| WHAT IS REQUIRED |
Copy the data exactly. Images are to be left out.

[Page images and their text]
*****

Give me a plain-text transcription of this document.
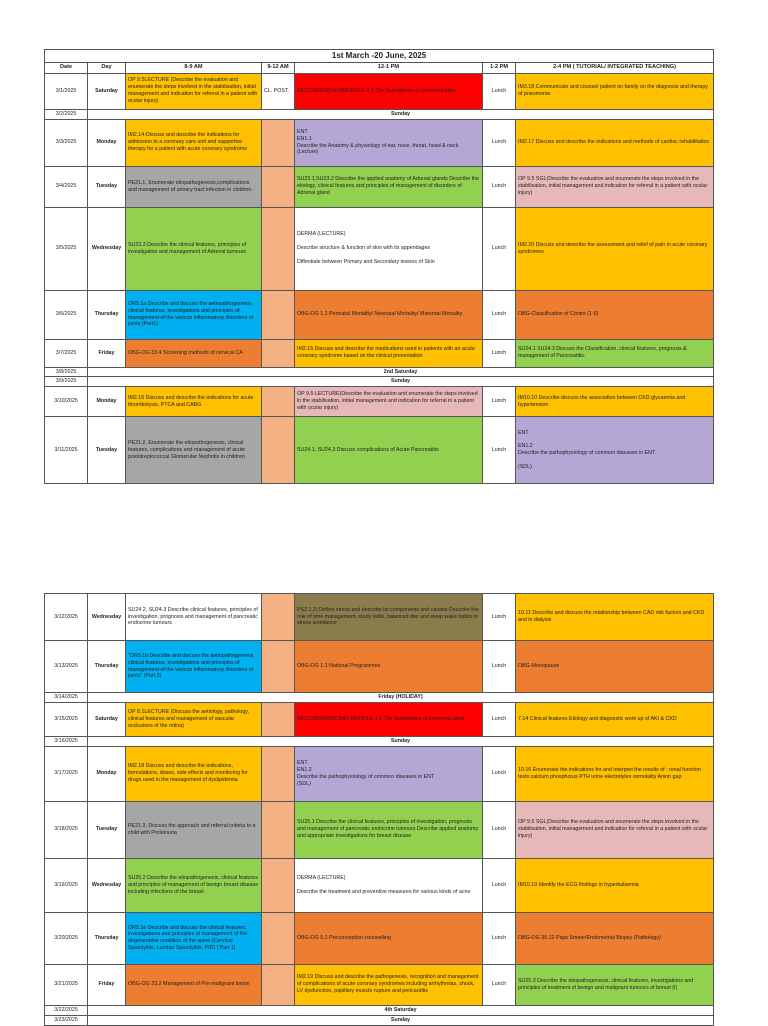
1st March -20 June, 2025						
Date	Day	8-9 AM	9-12 AM	12-1 PM	1-2 PM	2-4 PM ( TUTORIAL/ INTEGRATED TEACHING)
3/1/2025	Saturday	OP 9.5LECTURE (Describe the evaluation and enumerate the steps involved in the stabilisation, initial management and indication for referral in a patient with ocular injury)	CL. POST.	AETCOM(ORTHO)MODULE 4.1 The foundations of communication	Lunch	IM3.18 Communicate and counsel patient on family on the diagnosis and therapy of pneumonia
3/2/2025	Sunday					
3/3/2025	Monday	IM2.14-Discuss and describe the indications for admission to a coronary care unit and supportive therapy for a patient with acute coronary syndrome		ENT
EN1.1
Describe the Anatomy & physiology of ear, nose, throat, head & neck
(Lecture)	Lunch	IM2.17 Discuss and describe the indications and methods of cardiac rehabilitation
3/4/2025	Tuesday	PE21.1, Enumerate etiopathogenesis,complications and management of urinary tract infection in children.		SU23.1,SU23.2 Describe the applied anatomy of Adrenal glands Describe the etiology, clinical features and principles of management of disorders of Adrenal gland	Lunch	OP 9.5 SGL(Describe the evaluation and enumerate the steps involved in the stabilisation, initial management and indication for referral in a patient with ocular injury)
3/5/2025	Wednesday	SU23.3 Describe the clinical features, principles of investigation and management of Adrenal tumours		DERMA (LECTURE)

Describe structure & function of skin with its appendages

Diffentiate between Primary and Secondary lesions of Skin	Lunch	IM2.20 Discuss and describe the assessment and relief of pain in acute coronary syndromes
3/6/2025	Thursday	OR5.1a Describe and discuss the aetiopathogenesis, clinical features, investigations and principles of management of the various inflammatory disorders of joints (Part1)		OBG-OG 1.2 Perinatal Mortality/ Neonatal Mortality/ Maternal Mortality	Lunch	OBG-Classification of Contrs (1-5)
3/7/2025	Friday	OBG-OG 33.4 Screening methods of cervical CA		IM2.15 Discuss and describe the medications used in patients with an acute coronary syndrome based on the clinical presentation	Lunch	SU24.1 SU24.3 Discuss the Classification, clinical features, prognosis & management of Pancreatitis.
3/8/2025	2nd Saturday					
3/9/2025	Sunday					
3/10/2025	Monday	IM2.16 Discuss and describe the indications for acute thrombolysis, PTCA and CABG		OP 9.5 LECTURE(Describe the evaluation and enumerate the steps involved in the stabilisation, initial management and indication for referral in a patient with ocular injury)	Lunch	IM10.10 Describe discuss the association between CKD glycaemia and hypertension
3/11/2025	Tuesday	PE21.2, Enumerate the etiopathogenesis, clinical features, complications and management of acute poststreptococcal Glomerular Nephritis in children		SU24.1, SU24.3 Discuss complications of Acute Pancreatitis	Lunch	ENT

EN1.2
Describe the pathophysiology of common diseases in ENT

(SDL)
3/12/2025	Wednesday	SU24.2, SU24.3 Describe clinical features, principles of investigation, prognosis and management of pancreatic endocrine tumours		PS2.1,2) Define stress and describe its components and causes Describe the role of time management, study skills, balanced diet and sleep wake habits in stress avoidance	Lunch	10.11 Describe and discuss the relationship between CAD risk factors and CKD and in dialysis
3/13/2025	Thursday	"OR5.1b Describe and discuss the aetiopathogenesis, clinical features, investigations and principles of management of the various inflammatory disorders of joints" (Part 2)		OBG-OG 1.1 National Programmes	Lunch	OBG-Menopause
3/14/2025	Friday (HOLIDAY)					
3/15/2025	Saturday	OP 8.1LECTURE (Discuss the aetiology, pathology, clinical features and management of vascular occlusions of the retina)		AETCOM(MEDICINE) MODULE 4.1 The foundations of communication	Lunch	7.14 Clinical features Etiology and diagnostic work up of AKI & CKD
3/16/2025	Sunday					
3/17/2025	Monday	IM2.18 Discuss and describe the indications, formulations, doses, side effects and monitoring for drugs used in the management of dyslipidemia		ENT
EN1.2
Describe the pathophysiology of common diseases in ENT
(SDL)	Lunch	10.16 Enumerate the indications for and interpret the results of : renal function tests calcium phosphorus PTH urine electrolytes osmolality Anion gap
3/18/2025	Tuesday	PE21.3, Discuss the approach and referral criteria to a child with Proteinuria		SU25.1 Describe the clinical features, principles of investigation, prognosis and management of pancreatic endocrine tumours Describe applied anatomy and appropriate investigations for breast disease	Lunch	OP 9.5 SGL(Describe the evaluation and enumerate the steps involved in the stabilisation, initial management and indication for referral in a patient with ocular injury)
3/19/2025	Wednesday	SU25.2 Describe the etiopathogenesis, clinical features and principles of management of benign breast disease including infections of the breast		DERMA (LECTURE)

Describe the treatment and preventive measures for various kinds of acne	Lunch	IM10.19 Identify the ECG findings in hyperkalaemia
3/20/2025	Thursday	OR5.1e Describe and discuss the clinical features, investigations and principles of management of the degenerative condition of the spine (Cervical Spondylitis, Lumbar Spondylitis, PID) [ Part 1]		OBG-OG 5.1 Preconception counselling	Lunch	OBG-OG 35.12 Paps Smear/Endometrial Biopsy (Pathology)
3/21/2025	Friday	OBG-OG 33.2 Management of Pre-malignant lesion		IM2.19 Discuss and describe the pathogenesis, recognition and management of complications of acute coronary syndromes including arrhythmias, shock, LV dysfunction, papillary muscle rupture and pericarditis	Lunch	SU25.3 Describe the etiopathogenesis, clinical features, investigations and principles of treatment of benign and malignant tumours of breast (I)
3/22/2025	4th Saturday					
3/23/2025	Sunday					
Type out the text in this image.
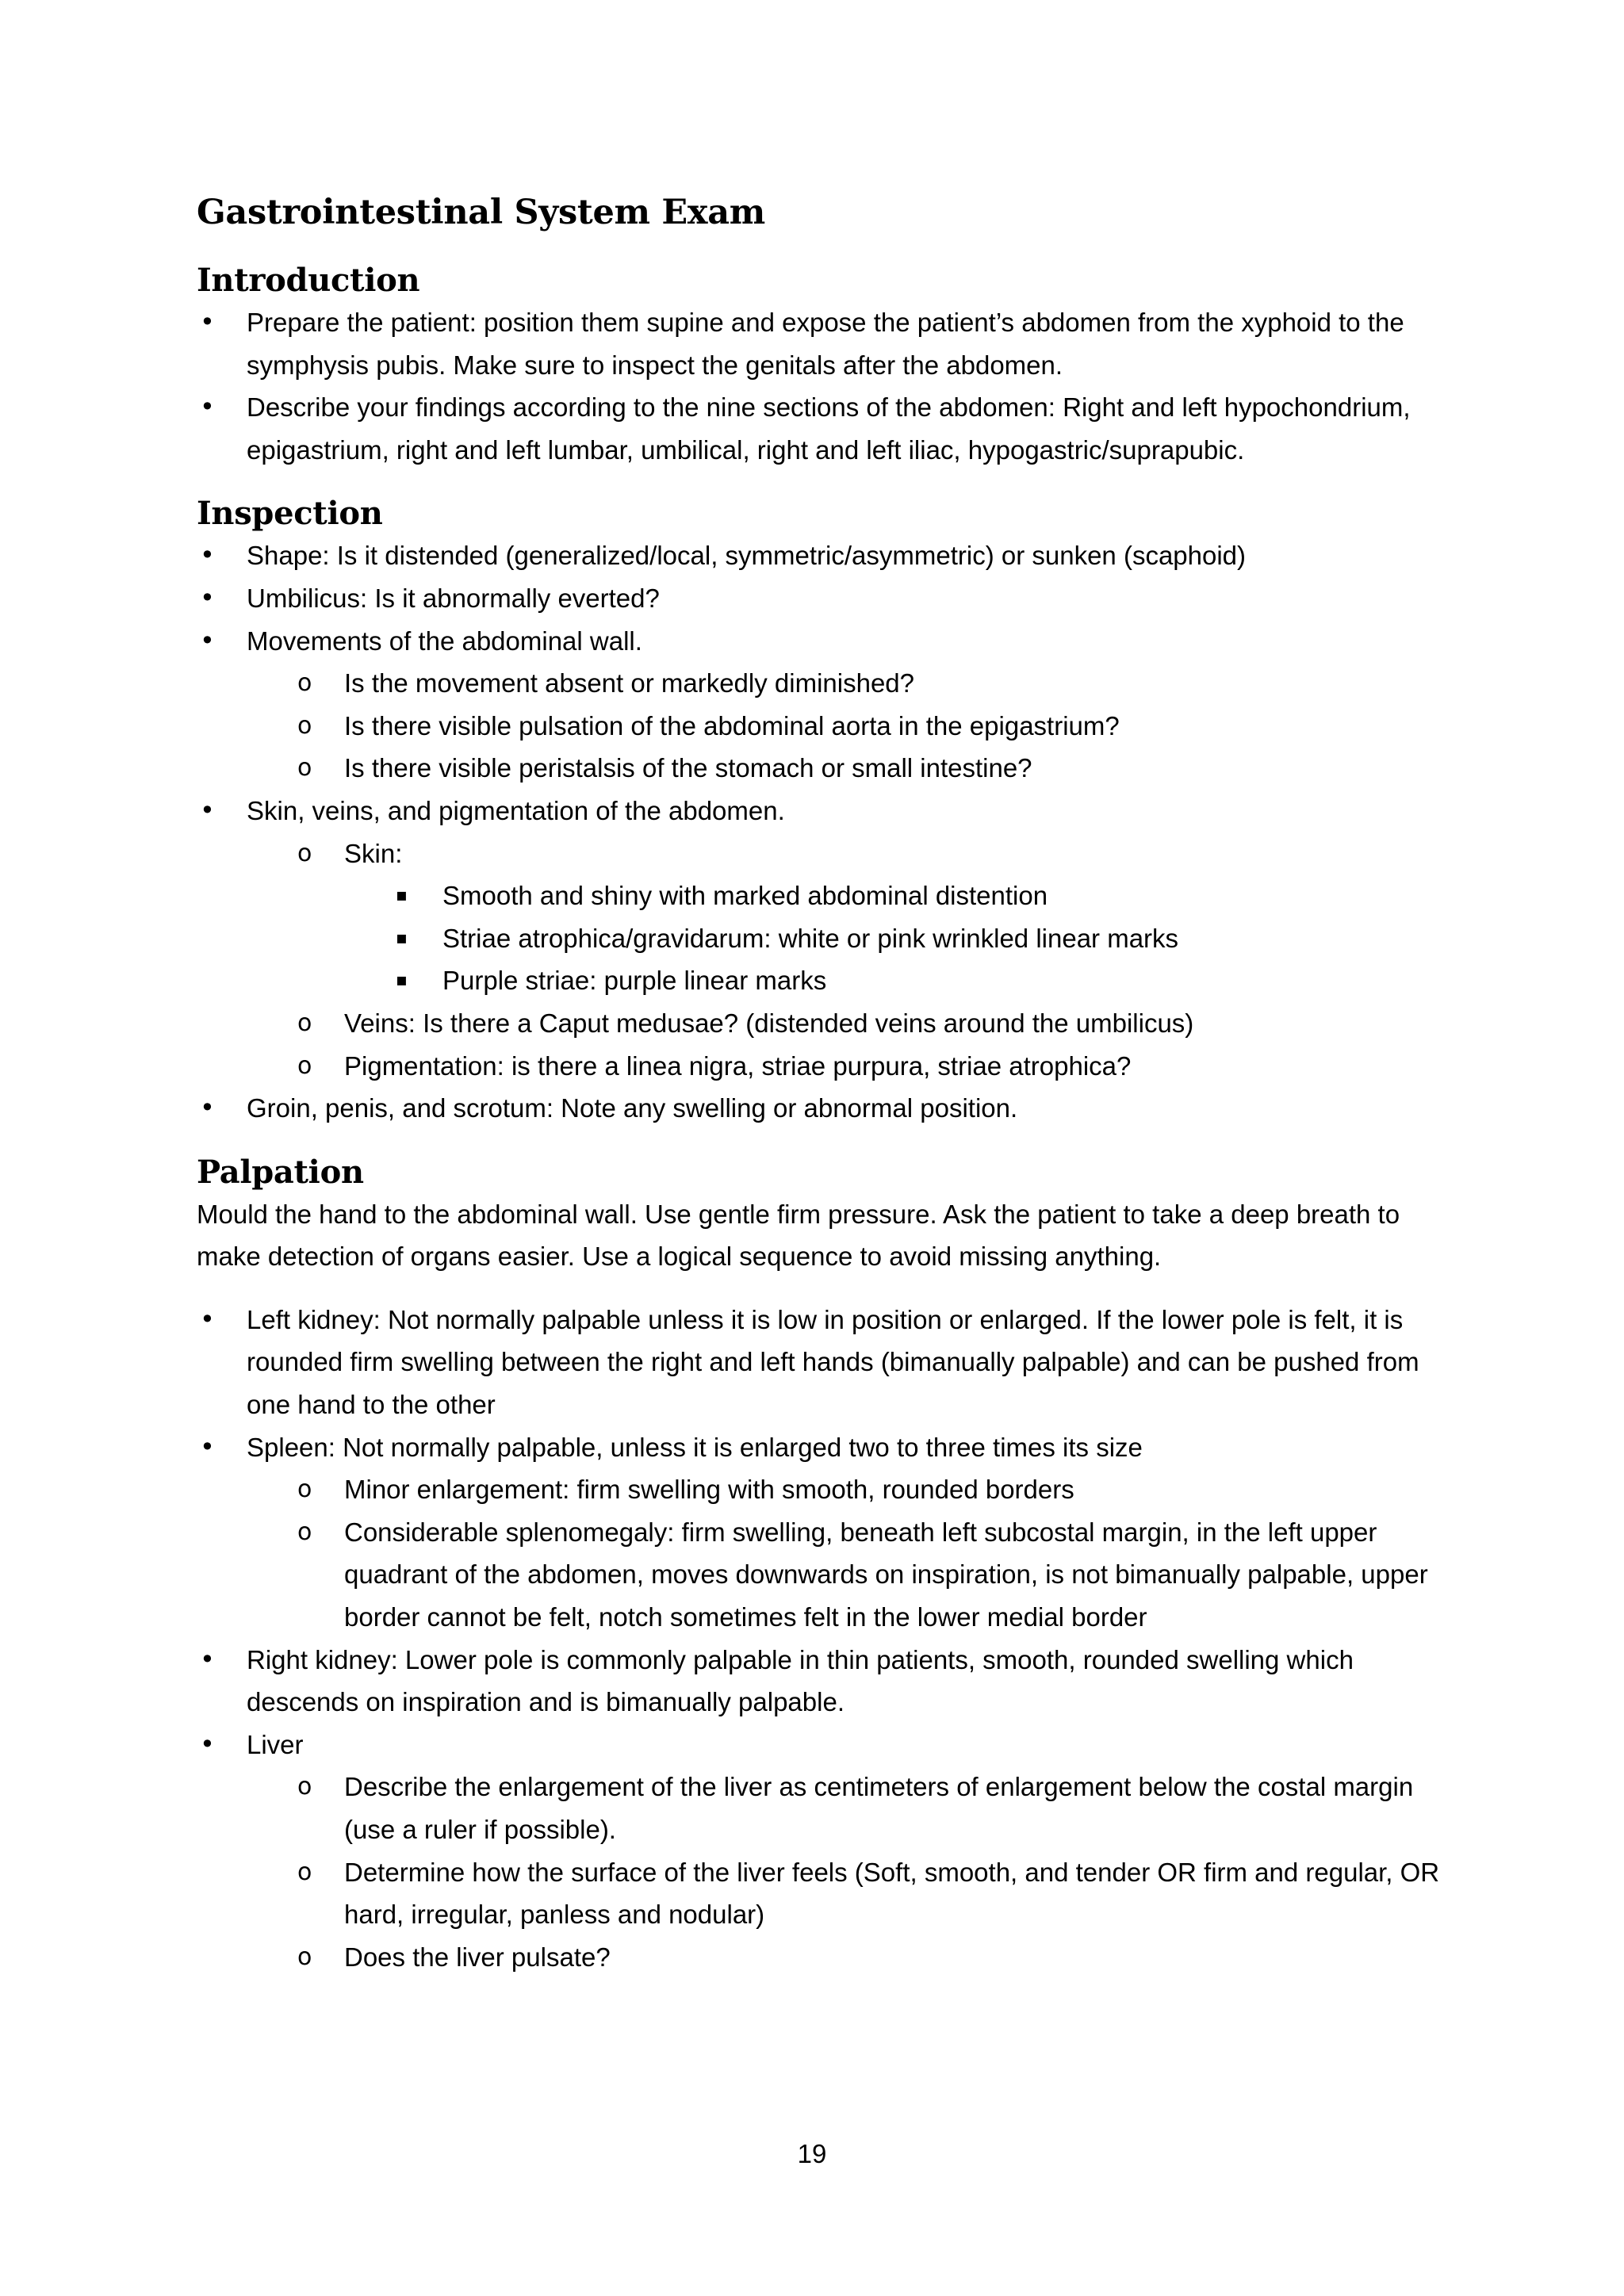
Gastrointestinal System Exam
Introduction
• Prepare the patient: position them supine and expose the patient’s abdomen from the xyphoid to the symphysis pubis. Make sure to inspect the genitals after the abdomen.
• Describe your findings according to the nine sections of the abdomen: Right and left hypochondrium, epigastrium, right and left lumbar, umbilical, right and left iliac, hypogastric/suprapubic.
Inspection
• Shape: Is it distended (generalized/local, symmetric/asymmetric) or sunken (scaphoid)
• Umbilicus: Is it abnormally everted?
• Movements of the abdominal wall.
o Is the movement absent or markedly diminished?
o Is there visible pulsation of the abdominal aorta in the epigastrium?
o Is there visible peristalsis of the stomach or small intestine?
• Skin, veins, and pigmentation of the abdomen.
o Skin:
▪ Smooth and shiny with marked abdominal distention
▪ Striae atrophica/gravidarum: white or pink wrinkled linear marks
▪ Purple striae: purple linear marks
o Veins: Is there a Caput medusae? (distended veins around the umbilicus)
o Pigmentation: is there a linea nigra, striae purpura, striae atrophica?
• Groin, penis, and scrotum: Note any swelling or abnormal position.
Palpation

Mould the hand to the abdominal wall. Use gentle firm pressure. Ask the patient to take a deep breath to make detection of organs easier. Use a logical sequence to avoid missing anything.

• Left kidney: Not normally palpable unless it is low in position or enlarged. If the lower pole is felt, it is rounded firm swelling between the right and left hands (bimanually palpable) and can be pushed from one hand to the other
• Spleen: Not normally palpable, unless it is enlarged two to three times its size
o Minor enlargement: firm swelling with smooth, rounded borders
o Considerable splenomegaly: firm swelling, beneath left subcostal margin, in the left upper quadrant of the abdomen, moves downwards on inspiration, is not bimanually palpable, upper border cannot be felt, notch sometimes felt in the lower medial border
• Right kidney: Lower pole is commonly palpable in thin patients, smooth, rounded swelling which descends on inspiration and is bimanually palpable.
• Liver
o Describe the enlargement of the liver as centimeters of enlargement below the costal margin (use a ruler if possible).
o Determine how the surface of the liver feels (Soft, smooth, and tender OR firm and regular, OR hard, irregular, panless and nodular)
o Does the liver pulsate?
19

*****

| OUTPUT OF THE TASK |
Give me a plain-text transcription of this document.
1st March -20 June, 2025						
Date	Day	8-9 AM	9-12 AM	12-1 PM	1-2 PM	2-4 PM ( TUTORIAL/ INTEGRATED TEACHING)
3/1/2025	Saturday	OP 9.5LECTURE (Describe the evaluation and enumerate the steps involved in the stabilisation, initial management and indication for referral in a patient with ocular injury)	CL. POST.	AETCOM(ORTHO)MODULE 4.1 The foundations of communication	Lunch	IM3.18 Communicate and counsel patient on family on the diagnosis and therapy of pneumonia
3/2/2025	Sunday					
3/3/2025	Monday	IM2.14-Discuss and describe the indications for admission to a coronary care unit and supportive therapy for a patient with acute coronary syndrome		ENT
EN1.1
Describe the Anatomy & physiology of ear, nose, throat, head & neck
(Lecture)	Lunch	IM2.17 Discuss and describe the indications and methods of cardiac rehabilitation
3/4/2025	Tuesday	PE21.1, Enumerate etiopathogenesis,complications and management of urinary tract infection in children.		SU23.1,SU23.2 Describe the applied anatomy of Adrenal glands Describe the etiology, clinical features and principles of management of disorders of Adrenal gland	Lunch	OP 9.5 SGL(Describe the evaluation and enumerate the steps involved in the stabilisation, initial management and indication for referral in a patient with ocular injury)
3/5/2025	Wednesday	SU23.3 Describe the clinical features, principles of investigation and management of Adrenal tumours		DERMA (LECTURE)

Describe structure & function of skin with its appendages

Diffentiate between Primary and Secondary lesions of Skin	Lunch	IM2.20 Discuss and describe the assessment and relief of pain in acute coronary syndromes
3/6/2025	Thursday	OR5.1a Describe and discuss the aetiopathogenesis, clinical features, investigations and principles of management of the various inflammatory disorders of joints (Part1)		OBG-OG 1.2 Perinatal Mortality/ Neonatal Mortality/ Maternal Mortality	Lunch	OBG-Classification of Contrs (1-5)
3/7/2025	Friday	OBG-OG 33.4 Screening methods of cervical CA		IM2.15 Discuss and describe the medications used in patients with an acute coronary syndrome based on the clinical presentation	Lunch	SU24.1 SU24.3 Discuss the Classification, clinical features, prognosis & management of Pancreatitis.
3/8/2025	2nd Saturday					
3/9/2025	Sunday					
3/10/2025	Monday	IM2.16 Discuss and describe the indications for acute thrombolysis, PTCA and CABG		OP 9.5 LECTURE(Describe the evaluation and enumerate the steps involved in the stabilisation, initial management and indication for referral in a patient with ocular injury)	Lunch	IM10.10 Describe discuss the association between CKD glycaemia and hypertension
3/11/2025	Tuesday	PE21.2, Enumerate the etiopathogenesis, clinical features, complications and management of acute poststreptococcal Glomerular Nephritis in children		SU24.1, SU24.3 Discuss complications of Acute Pancreatitis	Lunch	ENT

EN1.2
Describe the pathophysiology of common diseases in ENT

(SDL)
3/12/2025	Wednesday	SU24.2, SU24.3 Describe clinical features, principles of investigation, prognosis and management of pancreatic endocrine tumours		PS2.1,2) Define stress and describe its components and causes Describe the role of time management, study skills, balanced diet and sleep wake habits in stress avoidance	Lunch	10.11 Describe and discuss the relationship between CAD risk factors and CKD and in dialysis
3/13/2025	Thursday	"OR5.1b Describe and discuss the aetiopathogenesis, clinical features, investigations and principles of management of the various inflammatory disorders of joints" (Part 2)		OBG-OG 1.1 National Programmes	Lunch	OBG-Menopause
3/14/2025	Friday (HOLIDAY)					
3/15/2025	Saturday	OP 8.1LECTURE (Discuss the aetiology, pathology, clinical features and management of vascular occlusions of the retina)		AETCOM(MEDICINE) MODULE 4.1 The foundations of communication	Lunch	7.14 Clinical features Etiology and diagnostic work up of AKI & CKD
3/16/2025	Sunday					
3/17/2025	Monday	IM2.18 Discuss and describe the indications, formulations, doses, side effects and monitoring for drugs used in the management of dyslipidemia		ENT
EN1.2
Describe the pathophysiology of common diseases in ENT
(SDL)	Lunch	10.16 Enumerate the indications for and interpret the results of : renal function tests calcium phosphorus PTH urine electrolytes osmolality Anion gap
3/18/2025	Tuesday	PE21.3, Discuss the approach and referral criteria to a child with Proteinuria		SU25.1 Describe the clinical features, principles of investigation, prognosis and management of pancreatic endocrine tumours Describe applied anatomy and appropriate investigations for breast disease	Lunch	OP 9.5 SGL(Describe the evaluation and enumerate the steps involved in the stabilisation, initial management and indication for referral in a patient with ocular injury)
3/19/2025	Wednesday	SU25.2 Describe the etiopathogenesis, clinical features and principles of management of benign breast disease including infections of the breast		DERMA (LECTURE)

Describe the treatment and preventive measures for various kinds of acne	Lunch	IM10.19 Identify the ECG findings in hyperkalaemia
3/20/2025	Thursday	OR5.1e Describe and discuss the clinical features, investigations and principles of management of the degenerative condition of the spine (Cervical Spondylitis, Lumbar Spondylitis, PID) [ Part 1]		OBG-OG 5.1 Preconception counselling	Lunch	OBG-OG 35.12 Paps Smear/Endometrial Biopsy (Pathology)
3/21/2025	Friday	OBG-OG 33.2 Management of Pre-malignant lesion		IM2.19 Discuss and describe the pathogenesis, recognition and management of complications of acute coronary syndromes including arrhythmias, shock, LV dysfunction, papillary muscle rupture and pericarditis	Lunch	SU25.3 Describe the etiopathogenesis, clinical features, investigations and principles of treatment of benign and malignant tumours of breast (I)
3/22/2025	4th Saturday					
3/23/2025	Sunday					
Type out the text in this image.
Gastrointestinal System Exam
Introduction
• Prepare the patient: position them supine and expose the patient’s abdomen from the xyphoid to the symphysis pubis. Make sure to inspect the genitals after the abdomen.
• Describe your findings according to the nine sections of the abdomen: Right and left hypochondrium, epigastrium, right and left lumbar, umbilical, right and left iliac, hypogastric/suprapubic.
Inspection
• Shape: Is it distended (generalized/local, symmetric/asymmetric) or sunken (scaphoid)
• Umbilicus: Is it abnormally everted?
• Movements of the abdominal wall.
o Is the movement absent or markedly diminished?
o Is there visible pulsation of the abdominal aorta in the epigastrium?
o Is there visible peristalsis of the stomach or small intestine?
• Skin, veins, and pigmentation of the abdomen.
o Skin:
▪ Smooth and shiny with marked abdominal distention
▪ Striae atrophica/gravidarum: white or pink wrinkled linear marks
▪ Purple striae: purple linear marks
o Veins: Is there a Caput medusae? (distended veins around the umbilicus)
o Pigmentation: is there a linea nigra, striae purpura, striae atrophica?
• Groin, penis, and scrotum: Note any swelling or abnormal position.
Palpation

Mould the hand to the abdominal wall. Use gentle firm pressure. Ask the patient to take a deep breath to make detection of organs easier. Use a logical sequence to avoid missing anything.

• Left kidney: Not normally palpable unless it is low in position or enlarged. If the lower pole is felt, it is rounded firm swelling between the right and left hands (bimanually palpable) and can be pushed from one hand to the other
• Spleen: Not normally palpable, unless it is enlarged two to three times its size
o Minor enlargement: firm swelling with smooth, rounded borders
o Considerable splenomegaly: firm swelling, beneath left subcostal margin, in the left upper quadrant of the abdomen, moves downwards on inspiration, is not bimanually palpable, upper border cannot be felt, notch sometimes felt in the lower medial border
• Right kidney: Lower pole is commonly palpable in thin patients, smooth, rounded swelling which descends on inspiration and is bimanually palpable.
• Liver
o Describe the enlargement of the liver as centimeters of enlargement below the costal margin (use a ruler if possible).
o Determine how the surface of the liver feels (Soft, smooth, and tender OR firm and regular, OR hard, irregular, panless and nodular)
o Does the liver pulsate?
19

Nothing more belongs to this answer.